CONSIGNES:
A) Dans le discours sur la défense de l'Occident, reprenez le passage qui commence par les mots « Au moment où » et se termine par « les prochaines années. », en remplaçant « Parlement » par « Sénat ».
B) D'après le discours sur la défense de l'Occident, combien de divisions les puissances signataires du Pacte Atlantique doivent-elles créer ?

DOCUMENT:

Position de la Belgique dans le cadre de la défense de l'Occident.


Monsieur le Président,
Messieurs,

Au moment où le Parlement va aborder la discussion des projets militaires, j'ai cru devoir synthétiser devant vous la position de la Belgique dans le cadre de la défense de l'Occident.
Je me bornerai toutefois à rappeler les quelques grandes lignes du problème me réservant de développer avec plus de détails l'effort financier que le Gouvernement compte consentir pour la défense de la Belgique dans les prochaines années.
Quelle est la situation actuelle au point de vue militaire?
L'U.R.S.S. entretient en permanence environ 4.100.000 hommes sous les armes et plus de 12 millions d'hommes dans la réserve. Il existe dans ce pays environ 170 divisions d'active dont plus de 100 divisions peuvent être affectées au théâtre européen dès le premier mois du conflit. La durée du service varie de 2 à 5 ans suivant l'arme à laquelle est affecté le milicien. Certains experts américains sont arrivés à la conclusion que l'U.R.S.S. avait consacré envirion 45 milliards de dollars à la défense nationale en 1950. Ce montant peut être comparé avec celui annoncé hier par le Président Truman qui prévoit pour l'année 1951, 41 milliards de dollars pour la défense nationale des Etats-Unis et auxquels il convient d'ajouter 7 milliards de dollars pour la défense des états associés. La Chine communiste pourrait disposer d'ici la fin de 1951 d'une armée de 12 millions d'hommes et ce pays a consacré une somme de l'ordre de 8 milliards de dollars pour le budget de guerre de 1951 soit trois fois la somme dépensée en 1950.
A cet effort de guerre formidable que peuvent opposer les Nations Atlantiques?
Comme le disait le Maréchal Montgomery, nous avons des plans, des Comités, du papier et des mots. Nous devons maintenant mettre sur pied dan un temps limité des organisations qui produiront les forces nécessaires prêtes à entrer à tout moment en campagne. Il s'agit pour les puissances signataires du Pacte Atlantique de créer une soixantaine de divisions s'intégrant en une force terrestre Atlantique placée dès le temps de paix sous commandement unique. Il s'agit aussi de créer l'aviation de défense du ciel occidental et la force aérienne tactique correspondant à la force terrestre; il s'agit enfin de créer des forces navales nécessaires au maintien des lignes de communication maritimes.

SECTION DES DONNÉES:
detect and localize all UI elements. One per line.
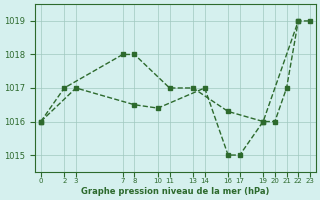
X-axis label: Graphe pression niveau de la mer (hPa): Graphe pression niveau de la mer (hPa) xyxy=(81,187,270,196)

RÉPONSES:
A)
Au moment où le Sénat va aborder la discussion des projets militaires, j'ai cru devoir synthétiser devant vous la position de la Belgique dans le cadre de la défense de l'Occident.
Je me bornerai toutefois à rappeler les quelques grandes lignes du problème me réservant de développer avec plus de détails l'effort financier que le Gouvernement compte consentir pour la défense de la Belgique dans les prochaines années.

B) Une soixantaine de divisions.